══ Data lines
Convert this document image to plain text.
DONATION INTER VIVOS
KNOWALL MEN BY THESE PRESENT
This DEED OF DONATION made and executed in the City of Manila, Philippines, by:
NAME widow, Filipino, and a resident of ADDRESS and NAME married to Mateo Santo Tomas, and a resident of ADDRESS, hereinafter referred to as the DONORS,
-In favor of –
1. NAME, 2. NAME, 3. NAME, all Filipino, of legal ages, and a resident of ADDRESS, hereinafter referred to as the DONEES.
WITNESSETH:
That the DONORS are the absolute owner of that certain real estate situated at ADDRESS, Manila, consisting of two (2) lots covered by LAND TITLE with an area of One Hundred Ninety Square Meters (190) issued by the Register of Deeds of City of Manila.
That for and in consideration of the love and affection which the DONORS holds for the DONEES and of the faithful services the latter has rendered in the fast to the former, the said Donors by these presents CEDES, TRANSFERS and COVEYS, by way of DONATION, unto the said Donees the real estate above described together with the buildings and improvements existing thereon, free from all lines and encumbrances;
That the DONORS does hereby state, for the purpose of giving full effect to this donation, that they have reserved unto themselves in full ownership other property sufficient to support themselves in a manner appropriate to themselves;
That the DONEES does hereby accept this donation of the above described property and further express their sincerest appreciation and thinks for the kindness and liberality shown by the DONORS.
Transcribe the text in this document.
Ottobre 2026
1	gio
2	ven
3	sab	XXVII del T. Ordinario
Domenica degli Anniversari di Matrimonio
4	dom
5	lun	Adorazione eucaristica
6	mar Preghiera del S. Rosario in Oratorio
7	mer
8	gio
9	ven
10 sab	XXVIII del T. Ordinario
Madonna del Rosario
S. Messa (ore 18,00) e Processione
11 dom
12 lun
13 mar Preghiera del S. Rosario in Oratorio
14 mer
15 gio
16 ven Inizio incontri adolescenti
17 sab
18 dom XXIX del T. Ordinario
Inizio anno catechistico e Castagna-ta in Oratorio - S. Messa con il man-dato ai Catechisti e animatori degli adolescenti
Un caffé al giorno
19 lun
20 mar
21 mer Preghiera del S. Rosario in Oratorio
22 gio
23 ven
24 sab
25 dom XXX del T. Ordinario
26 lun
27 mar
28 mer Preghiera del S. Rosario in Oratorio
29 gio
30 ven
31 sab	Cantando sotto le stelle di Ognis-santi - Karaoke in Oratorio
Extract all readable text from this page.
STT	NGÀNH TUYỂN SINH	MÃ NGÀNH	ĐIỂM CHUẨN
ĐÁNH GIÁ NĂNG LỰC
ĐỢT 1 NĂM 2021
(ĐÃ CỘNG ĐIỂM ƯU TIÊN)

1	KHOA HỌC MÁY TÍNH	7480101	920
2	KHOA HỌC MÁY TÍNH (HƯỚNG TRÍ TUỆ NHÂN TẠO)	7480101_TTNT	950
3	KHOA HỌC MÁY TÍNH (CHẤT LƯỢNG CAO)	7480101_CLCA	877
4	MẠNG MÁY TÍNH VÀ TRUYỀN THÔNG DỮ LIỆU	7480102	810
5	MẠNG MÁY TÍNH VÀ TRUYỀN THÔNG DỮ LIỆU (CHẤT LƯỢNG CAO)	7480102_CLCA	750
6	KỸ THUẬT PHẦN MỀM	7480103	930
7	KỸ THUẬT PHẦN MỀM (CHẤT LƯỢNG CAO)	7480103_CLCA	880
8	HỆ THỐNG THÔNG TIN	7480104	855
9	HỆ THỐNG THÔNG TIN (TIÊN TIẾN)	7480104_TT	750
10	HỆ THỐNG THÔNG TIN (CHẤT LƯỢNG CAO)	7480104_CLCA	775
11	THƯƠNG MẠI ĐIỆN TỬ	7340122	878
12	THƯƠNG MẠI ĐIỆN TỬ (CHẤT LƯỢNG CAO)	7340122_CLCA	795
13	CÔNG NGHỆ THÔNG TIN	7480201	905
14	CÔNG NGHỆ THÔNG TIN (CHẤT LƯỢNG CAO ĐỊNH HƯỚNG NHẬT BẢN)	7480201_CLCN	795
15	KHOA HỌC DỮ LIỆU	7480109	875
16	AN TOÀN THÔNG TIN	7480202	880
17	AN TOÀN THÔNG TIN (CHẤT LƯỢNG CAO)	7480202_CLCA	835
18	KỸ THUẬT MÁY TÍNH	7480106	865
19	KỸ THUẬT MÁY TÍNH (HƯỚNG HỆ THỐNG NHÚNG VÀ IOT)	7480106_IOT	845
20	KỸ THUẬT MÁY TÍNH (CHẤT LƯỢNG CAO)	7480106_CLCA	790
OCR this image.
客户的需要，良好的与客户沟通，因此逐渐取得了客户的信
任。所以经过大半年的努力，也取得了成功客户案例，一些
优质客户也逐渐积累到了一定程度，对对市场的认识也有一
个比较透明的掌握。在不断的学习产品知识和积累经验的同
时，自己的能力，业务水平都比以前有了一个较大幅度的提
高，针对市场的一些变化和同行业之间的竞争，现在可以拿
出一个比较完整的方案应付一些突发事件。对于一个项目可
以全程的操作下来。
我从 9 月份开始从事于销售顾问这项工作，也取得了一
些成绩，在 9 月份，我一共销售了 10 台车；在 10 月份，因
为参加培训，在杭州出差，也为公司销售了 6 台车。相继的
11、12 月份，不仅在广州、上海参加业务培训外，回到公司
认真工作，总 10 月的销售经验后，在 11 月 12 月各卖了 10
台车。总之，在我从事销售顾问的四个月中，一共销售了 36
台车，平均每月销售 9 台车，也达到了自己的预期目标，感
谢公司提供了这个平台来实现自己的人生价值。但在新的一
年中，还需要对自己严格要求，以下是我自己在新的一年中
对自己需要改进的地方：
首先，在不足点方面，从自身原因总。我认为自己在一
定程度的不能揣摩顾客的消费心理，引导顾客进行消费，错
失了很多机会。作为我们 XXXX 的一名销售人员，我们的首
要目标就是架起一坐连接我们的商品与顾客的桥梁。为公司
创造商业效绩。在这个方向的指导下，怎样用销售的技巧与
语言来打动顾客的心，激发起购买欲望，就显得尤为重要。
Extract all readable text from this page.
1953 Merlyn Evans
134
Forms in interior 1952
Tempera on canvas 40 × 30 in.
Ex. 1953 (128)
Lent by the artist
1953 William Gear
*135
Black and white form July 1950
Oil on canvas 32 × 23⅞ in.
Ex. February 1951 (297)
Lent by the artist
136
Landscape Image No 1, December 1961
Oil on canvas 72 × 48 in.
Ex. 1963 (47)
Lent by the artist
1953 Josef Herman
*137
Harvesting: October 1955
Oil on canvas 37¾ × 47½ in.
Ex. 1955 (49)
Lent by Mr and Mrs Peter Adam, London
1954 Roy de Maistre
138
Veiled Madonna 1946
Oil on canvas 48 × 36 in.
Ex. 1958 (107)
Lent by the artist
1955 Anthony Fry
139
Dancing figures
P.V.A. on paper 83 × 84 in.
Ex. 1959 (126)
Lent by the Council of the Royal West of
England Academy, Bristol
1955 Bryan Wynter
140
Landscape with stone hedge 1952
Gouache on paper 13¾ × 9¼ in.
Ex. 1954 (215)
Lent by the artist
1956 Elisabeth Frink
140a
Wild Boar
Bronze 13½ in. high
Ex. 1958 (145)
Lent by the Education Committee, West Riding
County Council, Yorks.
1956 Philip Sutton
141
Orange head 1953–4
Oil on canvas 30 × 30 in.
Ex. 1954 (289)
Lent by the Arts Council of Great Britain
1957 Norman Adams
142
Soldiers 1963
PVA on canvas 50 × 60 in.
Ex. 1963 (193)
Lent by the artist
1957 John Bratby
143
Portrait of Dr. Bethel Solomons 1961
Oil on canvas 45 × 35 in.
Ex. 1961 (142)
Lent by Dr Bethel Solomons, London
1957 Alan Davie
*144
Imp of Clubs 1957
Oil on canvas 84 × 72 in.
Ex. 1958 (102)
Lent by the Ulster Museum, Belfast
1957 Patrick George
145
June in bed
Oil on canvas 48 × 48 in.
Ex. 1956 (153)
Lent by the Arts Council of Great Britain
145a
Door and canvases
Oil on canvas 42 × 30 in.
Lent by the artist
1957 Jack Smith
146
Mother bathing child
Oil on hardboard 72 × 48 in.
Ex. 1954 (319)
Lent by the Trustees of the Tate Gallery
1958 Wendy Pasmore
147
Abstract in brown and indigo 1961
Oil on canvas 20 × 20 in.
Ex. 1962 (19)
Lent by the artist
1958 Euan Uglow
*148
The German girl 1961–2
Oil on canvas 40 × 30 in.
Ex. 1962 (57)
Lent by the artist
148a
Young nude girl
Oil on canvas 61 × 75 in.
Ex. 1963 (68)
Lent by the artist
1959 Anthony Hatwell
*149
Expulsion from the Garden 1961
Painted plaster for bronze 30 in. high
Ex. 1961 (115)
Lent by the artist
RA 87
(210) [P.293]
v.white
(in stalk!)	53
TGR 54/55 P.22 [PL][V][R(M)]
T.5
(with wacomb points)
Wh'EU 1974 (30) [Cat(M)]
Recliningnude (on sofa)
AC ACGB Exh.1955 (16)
════
Keep only the lines that hold the string "HƯỚNG", and copy them out.

2	KHOA HỌC MÁY TÍNH (HƯỚNG TRÍ TUỆ NHÂN TẠO)	7480101_TTNT	950
14	CÔNG NGHỆ THÔNG TIN (CHẤT LƯỢNG CAO ĐỊNH HƯỚNG NHẬT BẢN)	7480201_CLCN	795
19	KỸ THUẬT MÁY TÍNH (HƯỚNG HỆ THỐNG NHÚNG VÀ IOT)	7480106_IOT	845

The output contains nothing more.